■ TASK: In the records that follow, locate every line with "gatech" and extract it.
Start RECORDS TO PROCESS
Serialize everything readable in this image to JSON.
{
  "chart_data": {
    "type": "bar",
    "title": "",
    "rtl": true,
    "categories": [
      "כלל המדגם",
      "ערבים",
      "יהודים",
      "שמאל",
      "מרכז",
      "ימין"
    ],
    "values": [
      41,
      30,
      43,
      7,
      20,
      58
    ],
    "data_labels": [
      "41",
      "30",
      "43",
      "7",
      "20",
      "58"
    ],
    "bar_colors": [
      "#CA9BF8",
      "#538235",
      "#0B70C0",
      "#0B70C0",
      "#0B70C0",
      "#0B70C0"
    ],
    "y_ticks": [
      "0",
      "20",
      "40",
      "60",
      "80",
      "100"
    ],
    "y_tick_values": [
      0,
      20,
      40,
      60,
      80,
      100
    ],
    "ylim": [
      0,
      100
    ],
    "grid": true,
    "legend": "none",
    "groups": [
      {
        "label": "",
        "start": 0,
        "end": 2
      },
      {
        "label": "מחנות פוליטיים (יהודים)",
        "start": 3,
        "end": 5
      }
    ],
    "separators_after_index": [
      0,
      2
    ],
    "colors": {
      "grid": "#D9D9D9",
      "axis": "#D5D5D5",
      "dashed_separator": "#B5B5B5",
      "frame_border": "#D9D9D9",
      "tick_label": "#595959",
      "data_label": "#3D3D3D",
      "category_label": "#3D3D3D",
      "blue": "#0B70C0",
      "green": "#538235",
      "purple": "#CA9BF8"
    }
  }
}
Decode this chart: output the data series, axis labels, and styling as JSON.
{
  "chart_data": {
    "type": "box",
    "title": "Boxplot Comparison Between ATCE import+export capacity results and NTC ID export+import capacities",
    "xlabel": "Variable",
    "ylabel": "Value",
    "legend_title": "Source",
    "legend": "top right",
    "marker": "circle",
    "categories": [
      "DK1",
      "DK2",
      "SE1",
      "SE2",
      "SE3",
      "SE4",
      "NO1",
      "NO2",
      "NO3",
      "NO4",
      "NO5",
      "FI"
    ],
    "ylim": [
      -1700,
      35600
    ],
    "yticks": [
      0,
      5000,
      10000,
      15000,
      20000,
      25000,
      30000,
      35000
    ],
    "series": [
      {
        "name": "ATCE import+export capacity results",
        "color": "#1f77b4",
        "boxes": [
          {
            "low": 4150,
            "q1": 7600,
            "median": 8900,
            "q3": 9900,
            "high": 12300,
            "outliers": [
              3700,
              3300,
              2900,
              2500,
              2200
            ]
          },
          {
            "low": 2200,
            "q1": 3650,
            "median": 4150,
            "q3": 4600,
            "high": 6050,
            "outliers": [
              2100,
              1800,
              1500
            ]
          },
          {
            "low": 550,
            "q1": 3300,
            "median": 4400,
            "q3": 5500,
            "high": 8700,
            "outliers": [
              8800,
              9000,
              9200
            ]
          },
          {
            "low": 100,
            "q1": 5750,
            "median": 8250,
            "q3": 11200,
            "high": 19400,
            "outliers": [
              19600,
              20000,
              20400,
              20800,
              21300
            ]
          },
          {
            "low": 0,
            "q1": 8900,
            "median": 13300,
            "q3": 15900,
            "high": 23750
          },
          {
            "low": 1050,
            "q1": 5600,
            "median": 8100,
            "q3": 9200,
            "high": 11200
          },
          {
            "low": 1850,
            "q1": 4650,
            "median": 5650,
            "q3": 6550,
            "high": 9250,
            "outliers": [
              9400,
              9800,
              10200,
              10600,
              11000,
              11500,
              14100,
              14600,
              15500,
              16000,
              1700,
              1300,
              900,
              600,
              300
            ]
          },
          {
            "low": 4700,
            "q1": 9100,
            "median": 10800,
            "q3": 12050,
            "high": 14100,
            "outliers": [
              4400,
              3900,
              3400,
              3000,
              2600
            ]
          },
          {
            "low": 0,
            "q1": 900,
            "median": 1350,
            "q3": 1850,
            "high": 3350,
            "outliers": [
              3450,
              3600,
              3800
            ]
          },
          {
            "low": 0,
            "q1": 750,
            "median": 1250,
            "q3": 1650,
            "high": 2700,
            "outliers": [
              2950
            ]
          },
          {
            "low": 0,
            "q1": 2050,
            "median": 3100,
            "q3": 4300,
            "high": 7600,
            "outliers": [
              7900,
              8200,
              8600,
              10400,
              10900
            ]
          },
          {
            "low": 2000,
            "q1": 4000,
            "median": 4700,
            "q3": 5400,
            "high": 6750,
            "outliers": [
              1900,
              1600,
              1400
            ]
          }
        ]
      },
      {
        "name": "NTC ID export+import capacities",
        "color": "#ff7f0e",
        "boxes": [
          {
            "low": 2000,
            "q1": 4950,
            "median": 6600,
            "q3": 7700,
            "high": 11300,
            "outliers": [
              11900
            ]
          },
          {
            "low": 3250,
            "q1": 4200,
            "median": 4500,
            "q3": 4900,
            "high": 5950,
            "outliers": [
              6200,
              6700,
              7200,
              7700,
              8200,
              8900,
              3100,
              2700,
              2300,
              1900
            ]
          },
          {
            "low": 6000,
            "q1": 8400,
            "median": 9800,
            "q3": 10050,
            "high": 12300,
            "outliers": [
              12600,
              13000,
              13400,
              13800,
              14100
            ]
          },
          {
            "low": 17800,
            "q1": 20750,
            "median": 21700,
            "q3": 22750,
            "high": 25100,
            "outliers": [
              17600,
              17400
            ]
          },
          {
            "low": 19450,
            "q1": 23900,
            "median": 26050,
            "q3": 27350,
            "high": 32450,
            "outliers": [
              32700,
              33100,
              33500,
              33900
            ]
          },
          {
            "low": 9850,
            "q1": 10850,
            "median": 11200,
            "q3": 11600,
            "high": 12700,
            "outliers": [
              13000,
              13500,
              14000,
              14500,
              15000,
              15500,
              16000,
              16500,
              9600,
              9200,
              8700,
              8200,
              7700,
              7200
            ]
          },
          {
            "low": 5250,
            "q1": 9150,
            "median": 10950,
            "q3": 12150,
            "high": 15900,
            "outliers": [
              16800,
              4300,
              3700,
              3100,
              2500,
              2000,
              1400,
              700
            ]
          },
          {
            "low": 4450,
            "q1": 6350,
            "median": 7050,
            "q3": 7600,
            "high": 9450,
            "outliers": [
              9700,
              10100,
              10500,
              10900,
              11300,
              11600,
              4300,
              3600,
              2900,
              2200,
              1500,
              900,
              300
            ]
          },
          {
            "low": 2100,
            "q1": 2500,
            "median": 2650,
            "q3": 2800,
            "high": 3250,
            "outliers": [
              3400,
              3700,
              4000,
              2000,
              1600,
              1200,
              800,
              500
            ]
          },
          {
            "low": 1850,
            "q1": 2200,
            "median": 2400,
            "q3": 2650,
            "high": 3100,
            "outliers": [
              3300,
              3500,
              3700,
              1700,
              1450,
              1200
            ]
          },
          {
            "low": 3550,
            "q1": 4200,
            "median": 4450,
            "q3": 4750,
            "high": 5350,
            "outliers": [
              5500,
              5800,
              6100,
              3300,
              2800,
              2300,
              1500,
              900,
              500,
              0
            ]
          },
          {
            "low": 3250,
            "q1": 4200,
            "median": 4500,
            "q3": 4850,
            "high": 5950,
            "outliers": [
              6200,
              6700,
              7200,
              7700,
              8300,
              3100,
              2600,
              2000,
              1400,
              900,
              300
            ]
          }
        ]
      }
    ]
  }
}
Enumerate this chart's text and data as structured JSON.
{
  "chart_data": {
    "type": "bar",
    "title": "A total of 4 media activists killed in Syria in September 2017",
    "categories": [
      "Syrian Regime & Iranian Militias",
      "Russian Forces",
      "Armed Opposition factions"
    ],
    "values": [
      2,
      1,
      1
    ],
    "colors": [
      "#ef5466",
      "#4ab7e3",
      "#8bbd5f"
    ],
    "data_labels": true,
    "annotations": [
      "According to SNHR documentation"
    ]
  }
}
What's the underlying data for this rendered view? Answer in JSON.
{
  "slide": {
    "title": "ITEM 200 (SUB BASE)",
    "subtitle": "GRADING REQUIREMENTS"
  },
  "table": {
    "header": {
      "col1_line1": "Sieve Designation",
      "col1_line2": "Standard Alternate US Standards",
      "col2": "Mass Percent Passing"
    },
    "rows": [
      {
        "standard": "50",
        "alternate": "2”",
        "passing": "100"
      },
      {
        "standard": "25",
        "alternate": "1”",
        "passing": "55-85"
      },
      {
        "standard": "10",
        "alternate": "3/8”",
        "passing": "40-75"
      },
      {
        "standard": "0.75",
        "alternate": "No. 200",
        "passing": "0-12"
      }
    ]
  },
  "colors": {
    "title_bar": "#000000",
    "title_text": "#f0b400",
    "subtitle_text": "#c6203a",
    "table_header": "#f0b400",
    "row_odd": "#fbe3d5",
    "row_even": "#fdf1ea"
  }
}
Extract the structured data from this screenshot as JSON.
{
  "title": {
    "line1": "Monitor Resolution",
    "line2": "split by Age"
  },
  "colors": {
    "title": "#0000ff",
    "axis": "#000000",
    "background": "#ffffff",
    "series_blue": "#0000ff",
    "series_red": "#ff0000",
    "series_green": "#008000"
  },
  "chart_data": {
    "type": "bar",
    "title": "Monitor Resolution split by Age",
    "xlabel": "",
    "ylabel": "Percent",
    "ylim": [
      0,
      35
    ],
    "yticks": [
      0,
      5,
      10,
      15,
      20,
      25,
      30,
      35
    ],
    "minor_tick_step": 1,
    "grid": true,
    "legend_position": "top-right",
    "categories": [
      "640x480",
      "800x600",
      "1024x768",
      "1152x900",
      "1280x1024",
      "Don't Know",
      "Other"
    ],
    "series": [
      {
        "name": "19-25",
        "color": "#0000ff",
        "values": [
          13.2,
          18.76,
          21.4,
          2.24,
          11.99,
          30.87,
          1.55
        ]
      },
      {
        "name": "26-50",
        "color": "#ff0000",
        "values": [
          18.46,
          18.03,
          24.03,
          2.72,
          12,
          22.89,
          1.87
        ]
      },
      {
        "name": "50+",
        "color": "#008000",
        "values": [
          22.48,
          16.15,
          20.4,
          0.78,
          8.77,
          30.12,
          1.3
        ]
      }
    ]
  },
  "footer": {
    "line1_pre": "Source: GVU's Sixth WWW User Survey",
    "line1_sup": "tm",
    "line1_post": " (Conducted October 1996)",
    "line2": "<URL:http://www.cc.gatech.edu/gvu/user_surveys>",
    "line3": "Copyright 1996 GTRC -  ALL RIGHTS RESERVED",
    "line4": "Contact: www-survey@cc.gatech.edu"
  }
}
End RECORDS TO PROCESS
■ ANSWER TO THE TASK:
    "line2": "<URL:http://www.cc.gatech.edu/gvu/user_surveys>",
    "line4": "Contact: www-survey@cc.gatech.edu"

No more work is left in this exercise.